» **SHORT TASK**:
Repeat each entry exactly and drop the pictures.

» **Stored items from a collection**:
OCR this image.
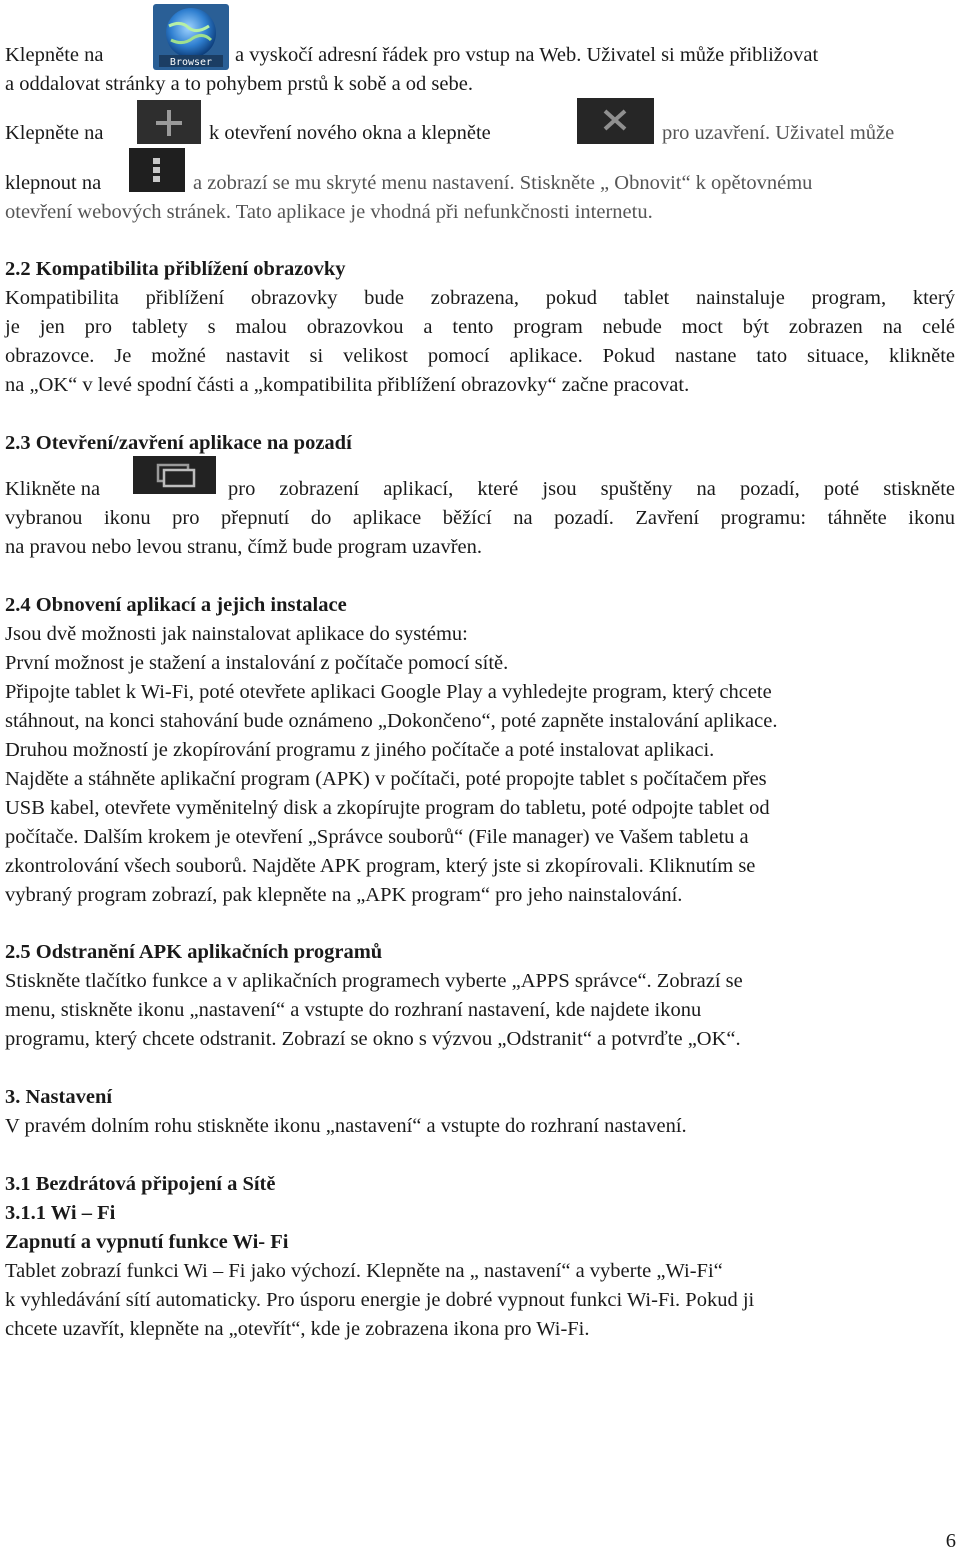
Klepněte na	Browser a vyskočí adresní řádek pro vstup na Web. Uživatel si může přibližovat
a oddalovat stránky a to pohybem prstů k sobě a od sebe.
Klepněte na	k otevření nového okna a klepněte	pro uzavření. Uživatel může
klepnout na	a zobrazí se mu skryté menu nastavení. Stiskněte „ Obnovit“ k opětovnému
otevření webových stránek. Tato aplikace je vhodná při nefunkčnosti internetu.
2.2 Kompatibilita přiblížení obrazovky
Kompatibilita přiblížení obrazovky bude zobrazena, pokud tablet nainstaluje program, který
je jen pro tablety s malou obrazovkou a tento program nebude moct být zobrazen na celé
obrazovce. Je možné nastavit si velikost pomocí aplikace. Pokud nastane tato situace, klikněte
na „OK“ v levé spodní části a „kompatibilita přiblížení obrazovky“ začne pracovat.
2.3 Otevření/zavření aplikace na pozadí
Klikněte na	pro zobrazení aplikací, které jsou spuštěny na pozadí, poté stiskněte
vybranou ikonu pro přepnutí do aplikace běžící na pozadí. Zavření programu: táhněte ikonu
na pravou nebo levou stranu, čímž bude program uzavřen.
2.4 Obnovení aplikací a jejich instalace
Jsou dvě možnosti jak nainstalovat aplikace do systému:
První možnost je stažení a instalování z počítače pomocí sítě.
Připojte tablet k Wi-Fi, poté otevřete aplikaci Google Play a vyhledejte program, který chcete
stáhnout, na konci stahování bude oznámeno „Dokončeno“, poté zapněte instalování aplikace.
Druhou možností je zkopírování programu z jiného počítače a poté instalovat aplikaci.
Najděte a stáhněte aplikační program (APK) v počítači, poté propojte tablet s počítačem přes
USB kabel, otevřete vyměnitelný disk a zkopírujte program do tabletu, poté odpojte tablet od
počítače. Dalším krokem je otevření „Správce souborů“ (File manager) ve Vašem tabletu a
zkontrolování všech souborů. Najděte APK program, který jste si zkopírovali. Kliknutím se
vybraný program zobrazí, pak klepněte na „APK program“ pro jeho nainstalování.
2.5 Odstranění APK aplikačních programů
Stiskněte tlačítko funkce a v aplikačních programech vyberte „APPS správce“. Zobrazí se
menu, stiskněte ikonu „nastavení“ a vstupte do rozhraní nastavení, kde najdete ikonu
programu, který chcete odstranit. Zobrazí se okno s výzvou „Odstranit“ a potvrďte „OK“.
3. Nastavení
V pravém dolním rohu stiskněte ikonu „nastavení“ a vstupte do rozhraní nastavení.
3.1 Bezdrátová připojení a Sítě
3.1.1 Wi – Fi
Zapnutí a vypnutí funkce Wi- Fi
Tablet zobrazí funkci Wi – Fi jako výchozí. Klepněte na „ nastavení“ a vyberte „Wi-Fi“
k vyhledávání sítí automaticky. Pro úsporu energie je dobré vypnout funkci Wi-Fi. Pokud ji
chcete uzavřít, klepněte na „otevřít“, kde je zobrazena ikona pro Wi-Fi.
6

» **FINISHED TASK**:
OCR this image.
Klepněte na	Browser a vyskočí adresní řádek pro vstup na Web. Uživatel si může přibližovat
a oddalovat stránky a to pohybem prstů k sobě a od sebe.
Klepněte na	k otevření nového okna a klepněte	pro uzavření. Uživatel může
klepnout na	a zobrazí se mu skryté menu nastavení. Stiskněte „ Obnovit“ k opětovnému
otevření webových stránek. Tato aplikace je vhodná při nefunkčnosti internetu.
2.2 Kompatibilita přiblížení obrazovky
Kompatibilita přiblížení obrazovky bude zobrazena, pokud tablet nainstaluje program, který
je jen pro tablety s malou obrazovkou a tento program nebude moct být zobrazen na celé
obrazovce. Je možné nastavit si velikost pomocí aplikace. Pokud nastane tato situace, klikněte
na „OK“ v levé spodní části a „kompatibilita přiblížení obrazovky“ začne pracovat.
2.3 Otevření/zavření aplikace na pozadí
Klikněte na	pro zobrazení aplikací, které jsou spuštěny na pozadí, poté stiskněte
vybranou ikonu pro přepnutí do aplikace běžící na pozadí. Zavření programu: táhněte ikonu
na pravou nebo levou stranu, čímž bude program uzavřen.
2.4 Obnovení aplikací a jejich instalace
Jsou dvě možnosti jak nainstalovat aplikace do systému:
První možnost je stažení a instalování z počítače pomocí sítě.
Připojte tablet k Wi-Fi, poté otevřete aplikaci Google Play a vyhledejte program, který chcete
stáhnout, na konci stahování bude oznámeno „Dokončeno“, poté zapněte instalování aplikace.
Druhou možností je zkopírování programu z jiného počítače a poté instalovat aplikaci.
Najděte a stáhněte aplikační program (APK) v počítači, poté propojte tablet s počítačem přes
USB kabel, otevřete vyměnitelný disk a zkopírujte program do tabletu, poté odpojte tablet od
počítače. Dalším krokem je otevření „Správce souborů“ (File manager) ve Vašem tabletu a
zkontrolování všech souborů. Najděte APK program, který jste si zkopírovali. Kliknutím se
vybraný program zobrazí, pak klepněte na „APK program“ pro jeho nainstalování.
2.5 Odstranění APK aplikačních programů
Stiskněte tlačítko funkce a v aplikačních programech vyberte „APPS správce“. Zobrazí se
menu, stiskněte ikonu „nastavení“ a vstupte do rozhraní nastavení, kde najdete ikonu
programu, který chcete odstranit. Zobrazí se okno s výzvou „Odstranit“ a potvrďte „OK“.
3. Nastavení
V pravém dolním rohu stiskněte ikonu „nastavení“ a vstupte do rozhraní nastavení.
3.1 Bezdrátová připojení a Sítě
3.1.1 Wi – Fi
Zapnutí a vypnutí funkce Wi- Fi
Tablet zobrazí funkci Wi – Fi jako výchozí. Klepněte na „ nastavení“ a vyberte „Wi-Fi“
k vyhledávání sítí automaticky. Pro úsporu energie je dobré vypnout funkci Wi-Fi. Pokud ji
chcete uzavřít, klepněte na „otevřít“, kde je zobrazena ikona pro Wi-Fi.
6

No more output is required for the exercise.